▶ **Direction**: Report the count of lines where the string "instantaneous" appears, and nothing else.

▶ **Stored data**:
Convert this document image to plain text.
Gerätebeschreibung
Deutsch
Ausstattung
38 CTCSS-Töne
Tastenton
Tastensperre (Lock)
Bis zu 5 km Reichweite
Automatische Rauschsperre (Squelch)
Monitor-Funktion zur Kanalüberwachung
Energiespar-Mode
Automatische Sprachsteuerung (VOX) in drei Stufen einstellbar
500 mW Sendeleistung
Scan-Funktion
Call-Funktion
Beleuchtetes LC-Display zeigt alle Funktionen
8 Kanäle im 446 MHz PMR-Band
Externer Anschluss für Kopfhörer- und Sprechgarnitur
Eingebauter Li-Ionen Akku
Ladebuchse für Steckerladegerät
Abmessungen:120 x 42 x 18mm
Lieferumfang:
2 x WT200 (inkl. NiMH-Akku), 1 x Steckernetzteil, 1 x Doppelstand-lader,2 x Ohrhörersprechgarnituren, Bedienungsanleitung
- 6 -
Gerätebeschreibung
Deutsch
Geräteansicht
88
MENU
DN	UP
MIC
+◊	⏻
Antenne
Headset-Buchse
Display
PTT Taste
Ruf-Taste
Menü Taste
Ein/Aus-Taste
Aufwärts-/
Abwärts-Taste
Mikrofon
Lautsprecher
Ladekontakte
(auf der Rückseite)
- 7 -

* * *

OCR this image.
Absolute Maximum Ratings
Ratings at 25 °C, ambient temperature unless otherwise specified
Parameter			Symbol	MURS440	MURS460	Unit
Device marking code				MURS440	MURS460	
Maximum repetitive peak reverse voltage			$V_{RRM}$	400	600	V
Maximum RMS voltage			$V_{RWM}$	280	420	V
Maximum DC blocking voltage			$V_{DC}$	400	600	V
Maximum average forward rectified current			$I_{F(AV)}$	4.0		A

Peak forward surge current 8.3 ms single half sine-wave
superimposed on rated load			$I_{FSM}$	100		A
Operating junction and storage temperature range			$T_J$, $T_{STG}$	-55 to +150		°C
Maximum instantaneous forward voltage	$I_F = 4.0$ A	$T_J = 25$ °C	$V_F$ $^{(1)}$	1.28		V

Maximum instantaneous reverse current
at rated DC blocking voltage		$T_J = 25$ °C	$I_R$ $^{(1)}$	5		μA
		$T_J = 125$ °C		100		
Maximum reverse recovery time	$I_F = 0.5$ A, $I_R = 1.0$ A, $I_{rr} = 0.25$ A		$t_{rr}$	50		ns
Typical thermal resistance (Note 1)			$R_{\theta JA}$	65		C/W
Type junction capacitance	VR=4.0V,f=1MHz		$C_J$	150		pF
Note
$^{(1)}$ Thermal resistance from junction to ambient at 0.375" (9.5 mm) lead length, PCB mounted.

...

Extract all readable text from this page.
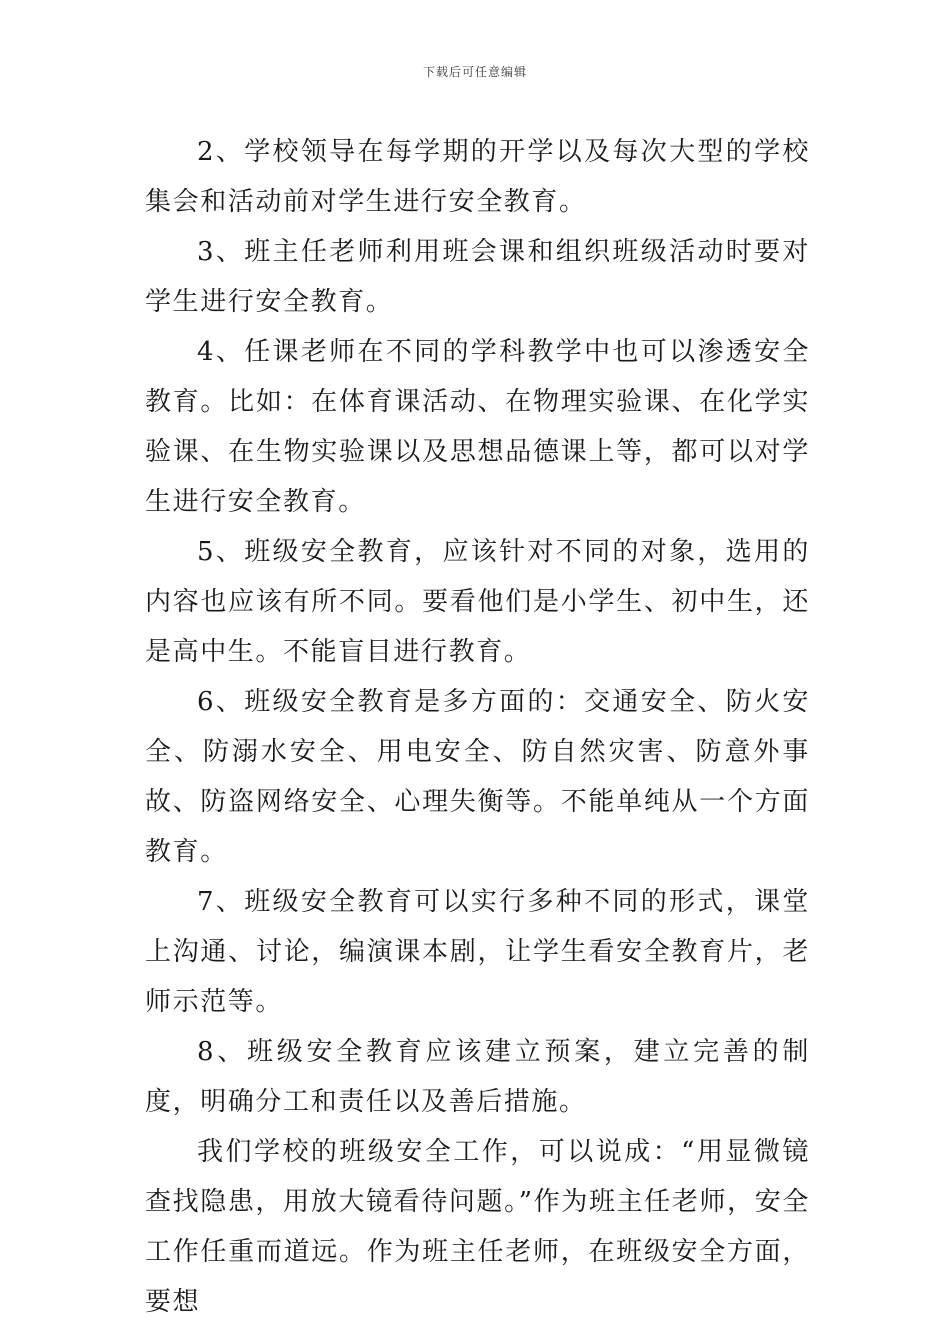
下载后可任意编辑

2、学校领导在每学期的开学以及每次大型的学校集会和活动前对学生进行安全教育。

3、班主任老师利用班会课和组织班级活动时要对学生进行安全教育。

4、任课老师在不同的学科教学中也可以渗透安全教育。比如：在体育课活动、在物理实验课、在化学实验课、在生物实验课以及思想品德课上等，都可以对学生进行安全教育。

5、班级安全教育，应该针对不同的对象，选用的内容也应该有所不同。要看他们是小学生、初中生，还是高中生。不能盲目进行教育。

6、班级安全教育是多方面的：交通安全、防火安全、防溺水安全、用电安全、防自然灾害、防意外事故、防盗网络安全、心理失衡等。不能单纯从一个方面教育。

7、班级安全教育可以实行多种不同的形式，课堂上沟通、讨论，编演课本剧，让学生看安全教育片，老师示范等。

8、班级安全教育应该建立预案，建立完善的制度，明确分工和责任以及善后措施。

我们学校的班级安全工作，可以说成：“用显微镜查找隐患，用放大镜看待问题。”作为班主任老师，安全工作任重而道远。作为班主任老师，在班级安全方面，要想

▶ **Answer for the task**: 2